### What needs to be done
Retype every entry word for word.

[Data entries]
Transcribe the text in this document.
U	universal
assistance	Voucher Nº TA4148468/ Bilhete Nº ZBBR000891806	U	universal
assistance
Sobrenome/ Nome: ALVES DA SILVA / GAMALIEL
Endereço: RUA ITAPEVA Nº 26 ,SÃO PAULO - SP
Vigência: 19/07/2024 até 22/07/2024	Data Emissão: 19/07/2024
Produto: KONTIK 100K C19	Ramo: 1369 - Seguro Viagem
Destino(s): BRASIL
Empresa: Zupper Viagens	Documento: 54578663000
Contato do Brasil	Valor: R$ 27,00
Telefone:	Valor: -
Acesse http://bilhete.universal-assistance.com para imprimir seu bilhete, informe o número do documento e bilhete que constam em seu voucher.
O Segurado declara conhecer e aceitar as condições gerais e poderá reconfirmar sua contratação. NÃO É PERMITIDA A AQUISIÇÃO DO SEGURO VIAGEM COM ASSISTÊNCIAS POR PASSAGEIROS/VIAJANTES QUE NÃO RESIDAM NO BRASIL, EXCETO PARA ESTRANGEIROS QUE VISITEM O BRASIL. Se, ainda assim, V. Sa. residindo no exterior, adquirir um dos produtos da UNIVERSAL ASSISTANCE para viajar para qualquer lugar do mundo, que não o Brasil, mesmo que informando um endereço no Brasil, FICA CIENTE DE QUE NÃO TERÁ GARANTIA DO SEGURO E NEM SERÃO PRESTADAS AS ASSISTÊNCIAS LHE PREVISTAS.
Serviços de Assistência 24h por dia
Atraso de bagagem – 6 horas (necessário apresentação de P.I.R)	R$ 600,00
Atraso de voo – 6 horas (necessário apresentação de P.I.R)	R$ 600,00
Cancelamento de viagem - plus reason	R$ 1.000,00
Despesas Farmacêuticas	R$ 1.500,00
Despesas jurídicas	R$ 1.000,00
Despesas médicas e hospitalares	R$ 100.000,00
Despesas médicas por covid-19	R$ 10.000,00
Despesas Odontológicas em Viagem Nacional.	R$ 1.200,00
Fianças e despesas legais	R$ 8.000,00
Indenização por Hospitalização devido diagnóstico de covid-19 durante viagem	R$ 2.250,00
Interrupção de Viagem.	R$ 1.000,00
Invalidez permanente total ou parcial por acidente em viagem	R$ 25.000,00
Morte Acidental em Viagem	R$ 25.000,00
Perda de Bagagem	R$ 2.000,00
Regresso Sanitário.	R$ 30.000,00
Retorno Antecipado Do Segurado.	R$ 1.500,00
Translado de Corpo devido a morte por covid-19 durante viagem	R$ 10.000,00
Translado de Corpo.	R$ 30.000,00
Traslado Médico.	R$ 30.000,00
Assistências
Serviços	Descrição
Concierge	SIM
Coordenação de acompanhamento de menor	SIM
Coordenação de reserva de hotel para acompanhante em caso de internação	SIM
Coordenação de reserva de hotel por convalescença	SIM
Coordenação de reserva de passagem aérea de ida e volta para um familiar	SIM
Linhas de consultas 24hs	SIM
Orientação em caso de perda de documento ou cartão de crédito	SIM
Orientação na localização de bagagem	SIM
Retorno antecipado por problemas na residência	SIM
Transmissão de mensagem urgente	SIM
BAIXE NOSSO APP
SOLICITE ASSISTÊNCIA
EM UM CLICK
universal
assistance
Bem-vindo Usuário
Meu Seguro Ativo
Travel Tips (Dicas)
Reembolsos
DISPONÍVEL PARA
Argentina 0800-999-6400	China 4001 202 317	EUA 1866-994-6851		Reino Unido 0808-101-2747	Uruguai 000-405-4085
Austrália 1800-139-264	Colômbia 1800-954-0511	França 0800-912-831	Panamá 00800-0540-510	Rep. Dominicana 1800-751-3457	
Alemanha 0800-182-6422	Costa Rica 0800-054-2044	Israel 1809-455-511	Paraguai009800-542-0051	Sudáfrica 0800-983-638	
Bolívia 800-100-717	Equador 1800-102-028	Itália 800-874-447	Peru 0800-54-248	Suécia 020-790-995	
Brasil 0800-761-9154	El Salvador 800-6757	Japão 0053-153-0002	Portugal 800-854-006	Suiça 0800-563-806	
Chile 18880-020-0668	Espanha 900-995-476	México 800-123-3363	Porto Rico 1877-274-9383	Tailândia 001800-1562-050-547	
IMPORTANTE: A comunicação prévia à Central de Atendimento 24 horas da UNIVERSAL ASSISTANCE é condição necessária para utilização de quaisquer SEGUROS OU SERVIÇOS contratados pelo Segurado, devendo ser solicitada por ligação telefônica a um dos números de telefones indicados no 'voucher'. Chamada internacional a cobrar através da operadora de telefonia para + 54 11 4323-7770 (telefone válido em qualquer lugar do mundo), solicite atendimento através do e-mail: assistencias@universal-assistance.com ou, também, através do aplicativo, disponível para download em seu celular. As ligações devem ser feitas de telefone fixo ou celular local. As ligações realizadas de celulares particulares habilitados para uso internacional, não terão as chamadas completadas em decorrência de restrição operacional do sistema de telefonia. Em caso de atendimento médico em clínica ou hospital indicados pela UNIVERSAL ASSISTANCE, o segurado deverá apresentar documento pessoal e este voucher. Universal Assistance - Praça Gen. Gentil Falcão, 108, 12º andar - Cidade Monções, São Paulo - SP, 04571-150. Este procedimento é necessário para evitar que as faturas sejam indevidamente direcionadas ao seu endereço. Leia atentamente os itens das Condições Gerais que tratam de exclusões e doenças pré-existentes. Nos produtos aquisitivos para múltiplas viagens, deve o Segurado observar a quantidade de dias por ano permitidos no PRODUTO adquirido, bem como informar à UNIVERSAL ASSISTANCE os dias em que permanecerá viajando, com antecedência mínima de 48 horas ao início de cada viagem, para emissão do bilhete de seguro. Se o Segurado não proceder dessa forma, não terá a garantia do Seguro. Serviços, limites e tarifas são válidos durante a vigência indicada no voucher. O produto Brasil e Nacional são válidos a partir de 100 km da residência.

### Response for this exercise
Transcribe the text in this document.
U	universal
assistance	Voucher Nº TA4148468/ Bilhete Nº ZBBR000891806	U	universal
assistance
Sobrenome/ Nome: ALVES DA SILVA / GAMALIEL
Endereço: RUA ITAPEVA Nº 26 ,SÃO PAULO - SP
Vigência: 19/07/2024 até 22/07/2024	Data Emissão: 19/07/2024
Produto: KONTIK 100K C19	Ramo: 1369 - Seguro Viagem
Destino(s): BRASIL
Empresa: Zupper Viagens	Documento: 54578663000
Contato do Brasil	Valor: R$ 27,00
Telefone:	Valor: -
Acesse http://bilhete.universal-assistance.com para imprimir seu bilhete, informe o número do documento e bilhete que constam em seu voucher.
O Segurado declara conhecer e aceitar as condições gerais e poderá reconfirmar sua contratação. NÃO É PERMITIDA A AQUISIÇÃO DO SEGURO VIAGEM COM ASSISTÊNCIAS POR PASSAGEIROS/VIAJANTES QUE NÃO RESIDAM NO BRASIL, EXCETO PARA ESTRANGEIROS QUE VISITEM O BRASIL. Se, ainda assim, V. Sa. residindo no exterior, adquirir um dos produtos da UNIVERSAL ASSISTANCE para viajar para qualquer lugar do mundo, que não o Brasil, mesmo que informando um endereço no Brasil, FICA CIENTE DE QUE NÃO TERÁ GARANTIA DO SEGURO E NEM SERÃO PRESTADAS AS ASSISTÊNCIAS LHE PREVISTAS.
Serviços de Assistência 24h por dia
Atraso de bagagem – 6 horas (necessário apresentação de P.I.R)	R$ 600,00
Atraso de voo – 6 horas (necessário apresentação de P.I.R)	R$ 600,00
Cancelamento de viagem - plus reason	R$ 1.000,00
Despesas Farmacêuticas	R$ 1.500,00
Despesas jurídicas	R$ 1.000,00
Despesas médicas e hospitalares	R$ 100.000,00
Despesas médicas por covid-19	R$ 10.000,00
Despesas Odontológicas em Viagem Nacional.	R$ 1.200,00
Fianças e despesas legais	R$ 8.000,00
Indenização por Hospitalização devido diagnóstico de covid-19 durante viagem	R$ 2.250,00
Interrupção de Viagem.	R$ 1.000,00
Invalidez permanente total ou parcial por acidente em viagem	R$ 25.000,00
Morte Acidental em Viagem	R$ 25.000,00
Perda de Bagagem	R$ 2.000,00
Regresso Sanitário.	R$ 30.000,00
Retorno Antecipado Do Segurado.	R$ 1.500,00
Translado de Corpo devido a morte por covid-19 durante viagem	R$ 10.000,00
Translado de Corpo.	R$ 30.000,00
Traslado Médico.	R$ 30.000,00
Assistências
Serviços	Descrição
Concierge	SIM
Coordenação de acompanhamento de menor	SIM
Coordenação de reserva de hotel para acompanhante em caso de internação	SIM
Coordenação de reserva de hotel por convalescença	SIM
Coordenação de reserva de passagem aérea de ida e volta para um familiar	SIM
Linhas de consultas 24hs	SIM
Orientação em caso de perda de documento ou cartão de crédito	SIM
Orientação na localização de bagagem	SIM
Retorno antecipado por problemas na residência	SIM
Transmissão de mensagem urgente	SIM
BAIXE NOSSO APP
SOLICITE ASSISTÊNCIA
EM UM CLICK
universal
assistance
Bem-vindo Usuário
Meu Seguro Ativo
Travel Tips (Dicas)
Reembolsos
DISPONÍVEL PARA
Argentina 0800-999-6400	China 4001 202 317	EUA 1866-994-6851		Reino Unido 0808-101-2747	Uruguai 000-405-4085
Austrália 1800-139-264	Colômbia 1800-954-0511	França 0800-912-831	Panamá 00800-0540-510	Rep. Dominicana 1800-751-3457	
Alemanha 0800-182-6422	Costa Rica 0800-054-2044	Israel 1809-455-511	Paraguai009800-542-0051	Sudáfrica 0800-983-638	
Bolívia 800-100-717	Equador 1800-102-028	Itália 800-874-447	Peru 0800-54-248	Suécia 020-790-995	
Brasil 0800-761-9154	El Salvador 800-6757	Japão 0053-153-0002	Portugal 800-854-006	Suiça 0800-563-806	
Chile 18880-020-0668	Espanha 900-995-476	México 800-123-3363	Porto Rico 1877-274-9383	Tailândia 001800-1562-050-547	
IMPORTANTE: A comunicação prévia à Central de Atendimento 24 horas da UNIVERSAL ASSISTANCE é condição necessária para utilização de quaisquer SEGUROS OU SERVIÇOS contratados pelo Segurado, devendo ser solicitada por ligação telefônica a um dos números de telefones indicados no 'voucher'. Chamada internacional a cobrar através da operadora de telefonia para + 54 11 4323-7770 (telefone válido em qualquer lugar do mundo), solicite atendimento através do e-mail: assistencias@universal-assistance.com ou, também, através do aplicativo, disponível para download em seu celular. As ligações devem ser feitas de telefone fixo ou celular local. As ligações realizadas de celulares particulares habilitados para uso internacional, não terão as chamadas completadas em decorrência de restrição operacional do sistema de telefonia. Em caso de atendimento médico em clínica ou hospital indicados pela UNIVERSAL ASSISTANCE, o segurado deverá apresentar documento pessoal e este voucher. Universal Assistance - Praça Gen. Gentil Falcão, 108, 12º andar - Cidade Monções, São Paulo - SP, 04571-150. Este procedimento é necessário para evitar que as faturas sejam indevidamente direcionadas ao seu endereço. Leia atentamente os itens das Condições Gerais que tratam de exclusões e doenças pré-existentes. Nos produtos aquisitivos para múltiplas viagens, deve o Segurado observar a quantidade de dias por ano permitidos no PRODUTO adquirido, bem como informar à UNIVERSAL ASSISTANCE os dias em que permanecerá viajando, com antecedência mínima de 48 horas ao início de cada viagem, para emissão do bilhete de seguro. Se o Segurado não proceder dessa forma, não terá a garantia do Seguro. Serviços, limites e tarifas são válidos durante a vigência indicada no voucher. O produto Brasil e Nacional são válidos a partir de 100 km da residência.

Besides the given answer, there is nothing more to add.